***** RECORD SET *****

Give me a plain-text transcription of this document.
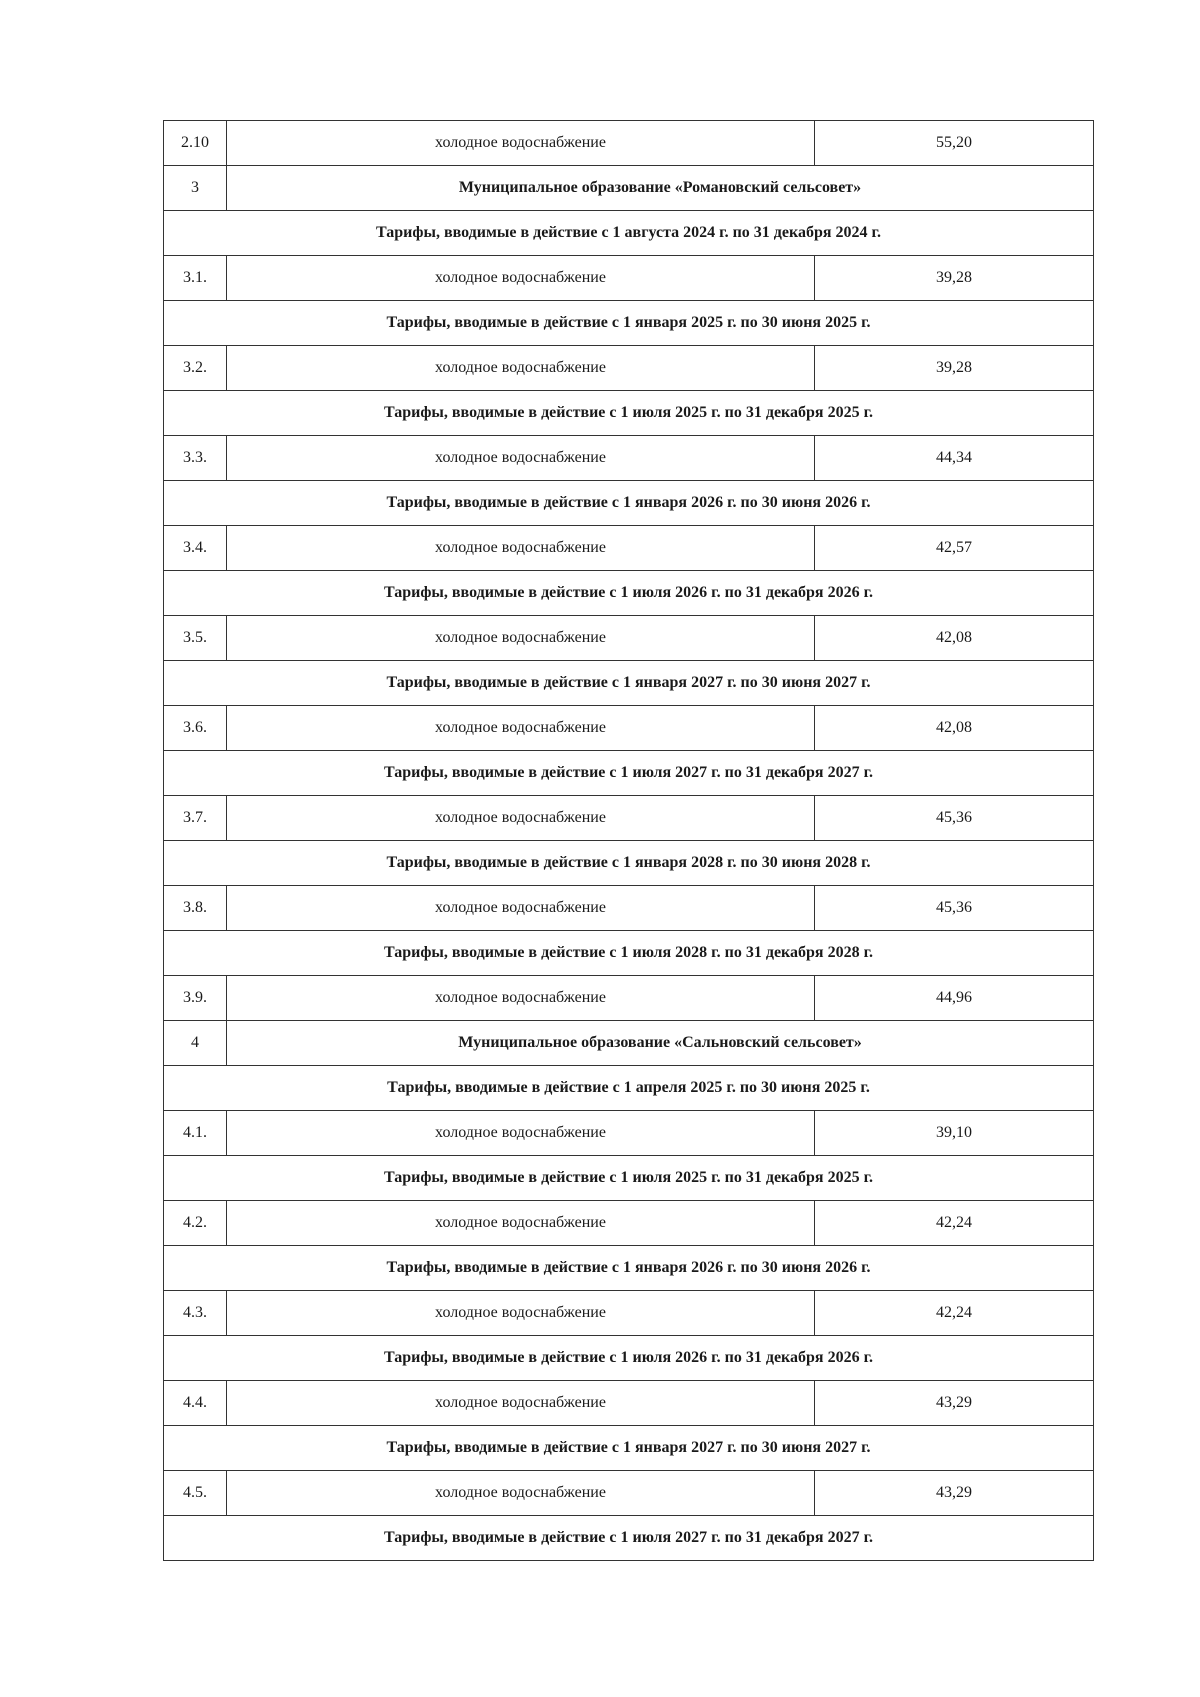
2.10	холодное водоснабжение	55,20
3	Муниципальное образование «Романовский сельсовет»	
Тарифы, вводимые в действие с 1 августа 2024 г. по 31 декабря 2024 г.		
3.1.	холодное водоснабжение	39,28
Тарифы, вводимые в действие с 1 января 2025 г. по 30 июня 2025 г.		
3.2.	холодное водоснабжение	39,28
Тарифы, вводимые в действие с 1 июля 2025 г. по 31 декабря 2025 г.		
3.3.	холодное водоснабжение	44,34
Тарифы, вводимые в действие с 1 января 2026 г. по 30 июня 2026 г.		
3.4.	холодное водоснабжение	42,57
Тарифы, вводимые в действие с 1 июля 2026 г. по 31 декабря 2026 г.		
3.5.	холодное водоснабжение	42,08
Тарифы, вводимые в действие с 1 января 2027 г. по 30 июня 2027 г.		
3.6.	холодное водоснабжение	42,08
Тарифы, вводимые в действие с 1 июля 2027 г. по 31 декабря 2027 г.		
3.7.	холодное водоснабжение	45,36
Тарифы, вводимые в действие с 1 января 2028 г. по 30 июня 2028 г.		
3.8.	холодное водоснабжение	45,36
Тарифы, вводимые в действие с 1 июля 2028 г. по 31 декабря 2028 г.		
3.9.	холодное водоснабжение	44,96
4	Муниципальное образование «Сальновский сельсовет»	
Тарифы, вводимые в действие с 1 апреля 2025 г. по 30 июня 2025 г.		
4.1.	холодное водоснабжение	39,10
Тарифы, вводимые в действие с 1 июля 2025 г. по 31 декабря 2025 г.		
4.2.	холодное водоснабжение	42,24
Тарифы, вводимые в действие с 1 января 2026 г. по 30 июня 2026 г.		
4.3.	холодное водоснабжение	42,24
Тарифы, вводимые в действие с 1 июля 2026 г. по 31 декабря 2026 г.		
4.4.	холодное водоснабжение	43,29
Тарифы, вводимые в действие с 1 января 2027 г. по 30 июня 2027 г.		
4.5.	холодное водоснабжение	43,29
Тарифы, вводимые в действие с 1 июля 2027 г. по 31 декабря 2027 г.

*****

__WRITTEN TASK__
Where a line in the material above holds "сельсовет", copy that line.

__RIGHT ANSWER__
3	Муниципальное образование «Романовский сельсовет»	
4	Муниципальное образование «Сальновский сельсовет»	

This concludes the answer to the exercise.